>> start Task data

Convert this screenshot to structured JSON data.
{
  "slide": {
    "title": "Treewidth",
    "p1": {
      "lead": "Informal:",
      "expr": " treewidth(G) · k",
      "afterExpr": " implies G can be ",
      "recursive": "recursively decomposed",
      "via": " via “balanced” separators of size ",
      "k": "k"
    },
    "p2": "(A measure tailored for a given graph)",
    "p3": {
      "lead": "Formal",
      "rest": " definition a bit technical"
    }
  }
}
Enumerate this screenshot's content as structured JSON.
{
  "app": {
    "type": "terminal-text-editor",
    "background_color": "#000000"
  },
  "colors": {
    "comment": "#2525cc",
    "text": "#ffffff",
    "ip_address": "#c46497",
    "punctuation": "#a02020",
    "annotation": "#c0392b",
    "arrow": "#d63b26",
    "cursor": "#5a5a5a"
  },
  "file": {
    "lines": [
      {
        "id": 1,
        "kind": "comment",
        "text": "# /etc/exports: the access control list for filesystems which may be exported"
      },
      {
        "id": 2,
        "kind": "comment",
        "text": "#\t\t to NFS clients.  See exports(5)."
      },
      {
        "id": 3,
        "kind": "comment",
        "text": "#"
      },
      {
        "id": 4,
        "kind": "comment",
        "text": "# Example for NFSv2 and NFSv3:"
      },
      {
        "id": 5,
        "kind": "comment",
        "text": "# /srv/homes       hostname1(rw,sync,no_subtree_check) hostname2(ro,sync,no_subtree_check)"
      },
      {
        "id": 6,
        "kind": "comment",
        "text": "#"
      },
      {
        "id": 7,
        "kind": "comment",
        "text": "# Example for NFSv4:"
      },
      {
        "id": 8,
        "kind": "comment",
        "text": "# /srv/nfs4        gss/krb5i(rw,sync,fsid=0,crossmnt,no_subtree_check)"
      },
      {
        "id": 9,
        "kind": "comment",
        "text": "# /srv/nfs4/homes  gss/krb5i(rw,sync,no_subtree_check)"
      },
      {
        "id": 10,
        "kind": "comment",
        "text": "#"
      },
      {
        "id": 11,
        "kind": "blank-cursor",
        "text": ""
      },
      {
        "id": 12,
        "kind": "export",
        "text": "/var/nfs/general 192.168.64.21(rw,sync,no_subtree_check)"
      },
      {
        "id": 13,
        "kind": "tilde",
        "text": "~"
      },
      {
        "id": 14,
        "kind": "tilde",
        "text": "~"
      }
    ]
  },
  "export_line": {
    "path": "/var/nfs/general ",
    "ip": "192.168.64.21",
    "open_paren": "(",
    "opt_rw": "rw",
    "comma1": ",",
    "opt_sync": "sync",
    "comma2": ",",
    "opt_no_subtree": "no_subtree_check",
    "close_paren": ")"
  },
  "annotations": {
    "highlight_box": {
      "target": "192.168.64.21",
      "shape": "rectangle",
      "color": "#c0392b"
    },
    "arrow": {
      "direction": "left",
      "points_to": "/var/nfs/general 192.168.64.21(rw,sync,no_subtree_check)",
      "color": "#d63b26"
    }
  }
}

>> end Task data

> [What the task asks]: Exactly reproduce every line of the records.

> [Reply to the exercise]:
Convert this screenshot to structured JSON data.
{
  "slide": {
    "title": "Treewidth",
    "p1": {
      "lead": "Informal:",
      "expr": " treewidth(G) · k",
      "afterExpr": " implies G can be ",
      "recursive": "recursively decomposed",
      "via": " via “balanced” separators of size ",
      "k": "k"
    },
    "p2": "(A measure tailored for a given graph)",
    "p3": {
      "lead": "Formal",
      "rest": " definition a bit technical"
    }
  }
}
Enumerate this screenshot's content as structured JSON.
{
  "app": {
    "type": "terminal-text-editor",
    "background_color": "#000000"
  },
  "colors": {
    "comment": "#2525cc",
    "text": "#ffffff",
    "ip_address": "#c46497",
    "punctuation": "#a02020",
    "annotation": "#c0392b",
    "arrow": "#d63b26",
    "cursor": "#5a5a5a"
  },
  "file": {
    "lines": [
      {
        "id": 1,
        "kind": "comment",
        "text": "# /etc/exports: the access control list for filesystems which may be exported"
      },
      {
        "id": 2,
        "kind": "comment",
        "text": "#\t\t to NFS clients.  See exports(5)."
      },
      {
        "id": 3,
        "kind": "comment",
        "text": "#"
      },
      {
        "id": 4,
        "kind": "comment",
        "text": "# Example for NFSv2 and NFSv3:"
      },
      {
        "id": 5,
        "kind": "comment",
        "text": "# /srv/homes       hostname1(rw,sync,no_subtree_check) hostname2(ro,sync,no_subtree_check)"
      },
      {
        "id": 6,
        "kind": "comment",
        "text": "#"
      },
      {
        "id": 7,
        "kind": "comment",
        "text": "# Example for NFSv4:"
      },
      {
        "id": 8,
        "kind": "comment",
        "text": "# /srv/nfs4        gss/krb5i(rw,sync,fsid=0,crossmnt,no_subtree_check)"
      },
      {
        "id": 9,
        "kind": "comment",
        "text": "# /srv/nfs4/homes  gss/krb5i(rw,sync,no_subtree_check)"
      },
      {
        "id": 10,
        "kind": "comment",
        "text": "#"
      },
      {
        "id": 11,
        "kind": "blank-cursor",
        "text": ""
      },
      {
        "id": 12,
        "kind": "export",
        "text": "/var/nfs/general 192.168.64.21(rw,sync,no_subtree_check)"
      },
      {
        "id": 13,
        "kind": "tilde",
        "text": "~"
      },
      {
        "id": 14,
        "kind": "tilde",
        "text": "~"
      }
    ]
  },
  "export_line": {
    "path": "/var/nfs/general ",
    "ip": "192.168.64.21",
    "open_paren": "(",
    "opt_rw": "rw",
    "comma1": ",",
    "opt_sync": "sync",
    "comma2": ",",
    "opt_no_subtree": "no_subtree_check",
    "close_paren": ")"
  },
  "annotations": {
    "highlight_box": {
      "target": "192.168.64.21",
      "shape": "rectangle",
      "color": "#c0392b"
    },
    "arrow": {
      "direction": "left",
      "points_to": "/var/nfs/general 192.168.64.21(rw,sync,no_subtree_check)",
      "color": "#d63b26"
    }
  }
}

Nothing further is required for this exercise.